[CHALLENGE]:
Extract each line where the string "subline" shows up.

[Data entries]
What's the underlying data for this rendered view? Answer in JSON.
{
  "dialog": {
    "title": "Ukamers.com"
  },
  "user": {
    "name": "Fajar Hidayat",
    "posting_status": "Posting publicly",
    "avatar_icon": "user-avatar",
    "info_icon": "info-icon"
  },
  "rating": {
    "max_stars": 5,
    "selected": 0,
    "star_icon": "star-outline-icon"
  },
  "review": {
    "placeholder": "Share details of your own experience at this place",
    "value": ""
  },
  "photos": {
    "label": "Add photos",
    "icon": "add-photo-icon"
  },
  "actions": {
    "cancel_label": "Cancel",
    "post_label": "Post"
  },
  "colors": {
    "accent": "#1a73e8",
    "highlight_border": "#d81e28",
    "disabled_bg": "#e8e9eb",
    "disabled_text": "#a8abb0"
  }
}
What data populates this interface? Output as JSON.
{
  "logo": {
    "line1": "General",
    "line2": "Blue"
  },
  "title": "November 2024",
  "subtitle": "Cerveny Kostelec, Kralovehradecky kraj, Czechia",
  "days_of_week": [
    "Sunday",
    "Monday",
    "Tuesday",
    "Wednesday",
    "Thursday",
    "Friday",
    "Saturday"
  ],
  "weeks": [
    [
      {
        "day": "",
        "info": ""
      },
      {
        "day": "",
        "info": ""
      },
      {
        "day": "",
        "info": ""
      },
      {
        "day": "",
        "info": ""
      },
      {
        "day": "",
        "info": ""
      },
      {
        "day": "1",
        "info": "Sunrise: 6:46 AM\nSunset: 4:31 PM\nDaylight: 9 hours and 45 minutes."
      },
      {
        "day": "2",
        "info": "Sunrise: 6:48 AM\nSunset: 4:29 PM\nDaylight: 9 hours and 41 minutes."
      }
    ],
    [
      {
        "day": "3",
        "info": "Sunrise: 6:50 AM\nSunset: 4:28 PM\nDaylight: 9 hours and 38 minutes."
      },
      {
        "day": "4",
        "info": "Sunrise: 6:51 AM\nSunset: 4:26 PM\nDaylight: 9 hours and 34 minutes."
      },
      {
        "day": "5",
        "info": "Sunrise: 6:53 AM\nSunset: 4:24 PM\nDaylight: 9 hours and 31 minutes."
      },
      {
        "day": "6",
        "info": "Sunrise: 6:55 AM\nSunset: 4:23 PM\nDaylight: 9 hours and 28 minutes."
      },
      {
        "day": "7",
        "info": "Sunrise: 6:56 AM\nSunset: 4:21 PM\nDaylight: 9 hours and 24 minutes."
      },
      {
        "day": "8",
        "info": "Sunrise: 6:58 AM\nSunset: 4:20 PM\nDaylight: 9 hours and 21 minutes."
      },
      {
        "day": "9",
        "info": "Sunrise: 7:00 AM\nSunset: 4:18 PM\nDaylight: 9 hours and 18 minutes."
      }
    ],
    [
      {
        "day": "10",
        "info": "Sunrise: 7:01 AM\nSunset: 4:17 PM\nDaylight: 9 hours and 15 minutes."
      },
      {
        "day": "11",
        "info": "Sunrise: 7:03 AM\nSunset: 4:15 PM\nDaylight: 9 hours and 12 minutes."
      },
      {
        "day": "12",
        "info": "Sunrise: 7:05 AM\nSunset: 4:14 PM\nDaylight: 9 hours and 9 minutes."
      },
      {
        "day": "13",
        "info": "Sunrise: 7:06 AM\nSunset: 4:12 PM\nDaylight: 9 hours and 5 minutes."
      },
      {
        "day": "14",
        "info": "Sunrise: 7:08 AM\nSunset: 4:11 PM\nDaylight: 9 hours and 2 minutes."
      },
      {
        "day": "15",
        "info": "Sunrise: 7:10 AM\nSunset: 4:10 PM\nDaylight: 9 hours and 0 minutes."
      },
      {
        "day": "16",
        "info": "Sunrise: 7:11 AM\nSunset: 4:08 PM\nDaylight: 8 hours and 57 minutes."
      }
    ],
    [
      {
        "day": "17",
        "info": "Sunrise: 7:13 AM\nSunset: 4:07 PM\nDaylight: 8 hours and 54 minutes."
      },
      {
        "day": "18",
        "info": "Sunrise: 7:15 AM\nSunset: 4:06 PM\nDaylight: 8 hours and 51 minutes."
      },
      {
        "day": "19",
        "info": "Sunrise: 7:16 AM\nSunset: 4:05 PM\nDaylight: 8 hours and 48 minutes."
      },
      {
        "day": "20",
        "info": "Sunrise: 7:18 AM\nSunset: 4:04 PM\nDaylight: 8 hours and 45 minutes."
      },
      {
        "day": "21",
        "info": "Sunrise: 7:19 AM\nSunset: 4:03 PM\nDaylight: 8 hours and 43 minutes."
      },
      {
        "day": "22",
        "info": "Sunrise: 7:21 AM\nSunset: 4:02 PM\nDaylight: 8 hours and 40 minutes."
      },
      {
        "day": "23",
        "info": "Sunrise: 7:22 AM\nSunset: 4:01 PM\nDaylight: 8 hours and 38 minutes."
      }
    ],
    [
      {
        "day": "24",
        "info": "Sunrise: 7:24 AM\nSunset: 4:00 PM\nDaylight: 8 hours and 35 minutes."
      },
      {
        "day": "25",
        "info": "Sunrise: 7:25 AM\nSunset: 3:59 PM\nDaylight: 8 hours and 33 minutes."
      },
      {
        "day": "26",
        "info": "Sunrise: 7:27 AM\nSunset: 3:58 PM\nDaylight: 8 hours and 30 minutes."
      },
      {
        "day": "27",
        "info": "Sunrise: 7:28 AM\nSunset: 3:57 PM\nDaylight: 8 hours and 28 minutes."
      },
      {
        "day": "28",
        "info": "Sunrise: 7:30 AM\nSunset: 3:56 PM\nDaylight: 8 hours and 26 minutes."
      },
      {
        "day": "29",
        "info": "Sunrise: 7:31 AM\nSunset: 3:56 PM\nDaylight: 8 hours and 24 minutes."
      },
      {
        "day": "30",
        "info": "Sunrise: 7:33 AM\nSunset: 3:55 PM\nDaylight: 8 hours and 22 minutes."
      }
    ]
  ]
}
==
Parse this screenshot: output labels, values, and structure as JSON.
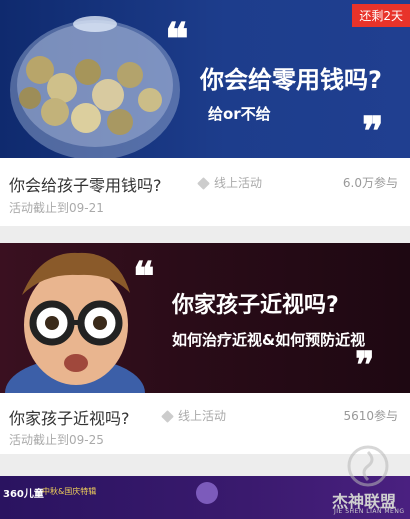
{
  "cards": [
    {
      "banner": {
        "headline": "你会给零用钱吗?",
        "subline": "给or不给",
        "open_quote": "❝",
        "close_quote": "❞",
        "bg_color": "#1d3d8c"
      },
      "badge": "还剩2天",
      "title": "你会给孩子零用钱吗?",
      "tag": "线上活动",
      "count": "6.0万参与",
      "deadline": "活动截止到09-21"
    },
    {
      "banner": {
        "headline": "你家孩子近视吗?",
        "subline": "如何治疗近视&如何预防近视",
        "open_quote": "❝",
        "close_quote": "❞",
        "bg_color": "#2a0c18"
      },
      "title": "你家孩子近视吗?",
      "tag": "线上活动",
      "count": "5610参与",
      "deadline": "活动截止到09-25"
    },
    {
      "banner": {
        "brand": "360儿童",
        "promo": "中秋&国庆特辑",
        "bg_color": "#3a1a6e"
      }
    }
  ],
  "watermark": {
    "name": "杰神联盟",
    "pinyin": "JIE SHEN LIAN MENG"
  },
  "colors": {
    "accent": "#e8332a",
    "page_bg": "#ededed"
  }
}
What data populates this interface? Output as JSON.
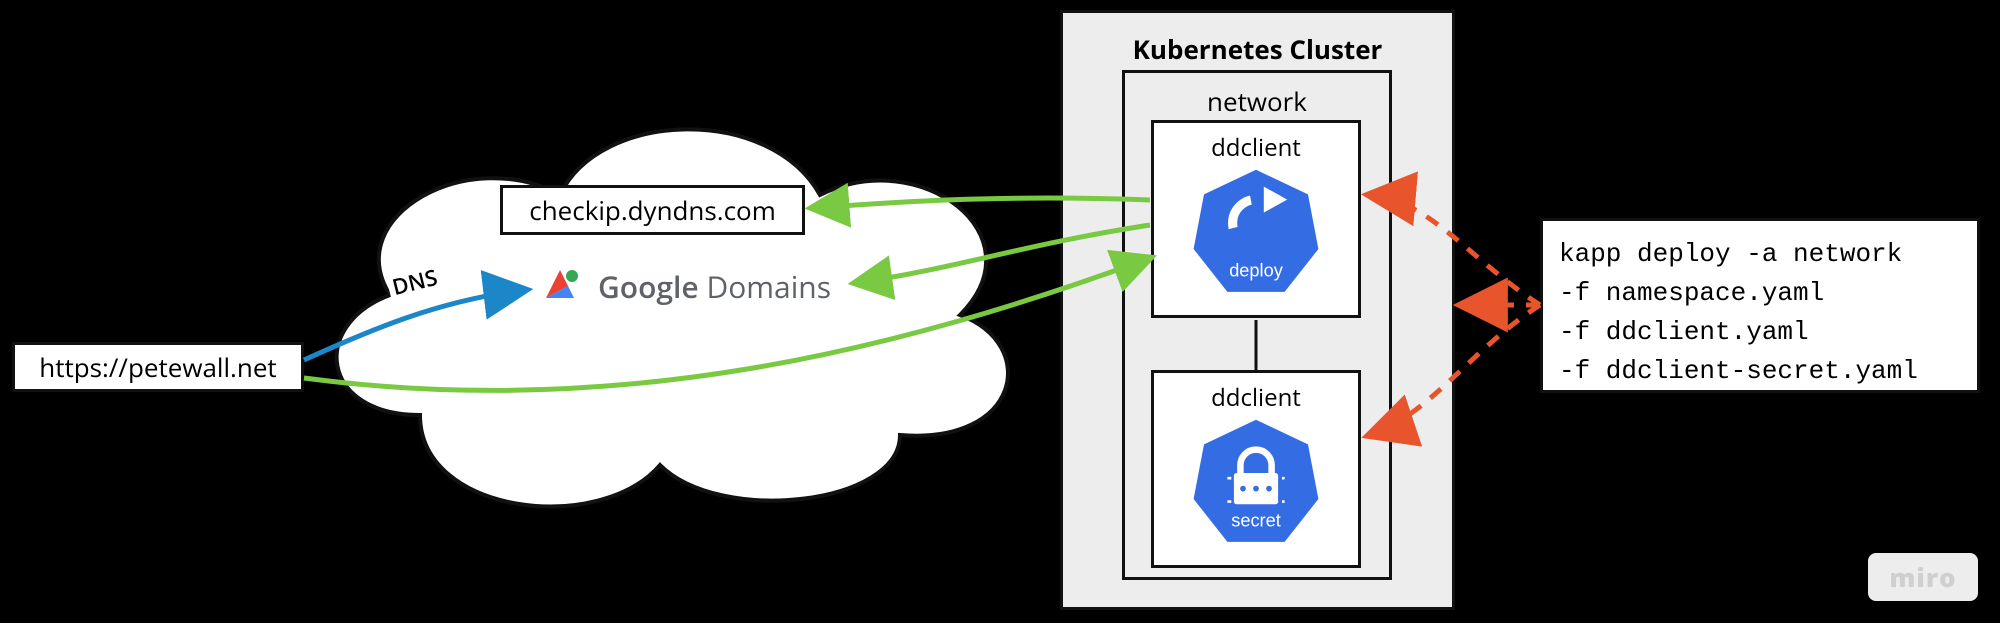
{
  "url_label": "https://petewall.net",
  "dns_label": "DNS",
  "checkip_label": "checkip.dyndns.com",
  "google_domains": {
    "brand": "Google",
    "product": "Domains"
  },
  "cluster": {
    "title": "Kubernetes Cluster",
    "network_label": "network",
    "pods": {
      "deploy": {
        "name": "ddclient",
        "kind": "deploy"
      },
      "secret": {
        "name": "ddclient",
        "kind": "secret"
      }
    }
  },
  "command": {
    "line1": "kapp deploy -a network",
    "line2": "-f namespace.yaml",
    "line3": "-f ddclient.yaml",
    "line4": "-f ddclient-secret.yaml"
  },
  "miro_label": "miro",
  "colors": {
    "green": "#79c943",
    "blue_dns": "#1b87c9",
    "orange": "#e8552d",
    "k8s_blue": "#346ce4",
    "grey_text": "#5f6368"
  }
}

[ANSWER TO THIS TASK]:
        "subline": "给or不给",
        "subline": "如何治疗近视&如何预防近视",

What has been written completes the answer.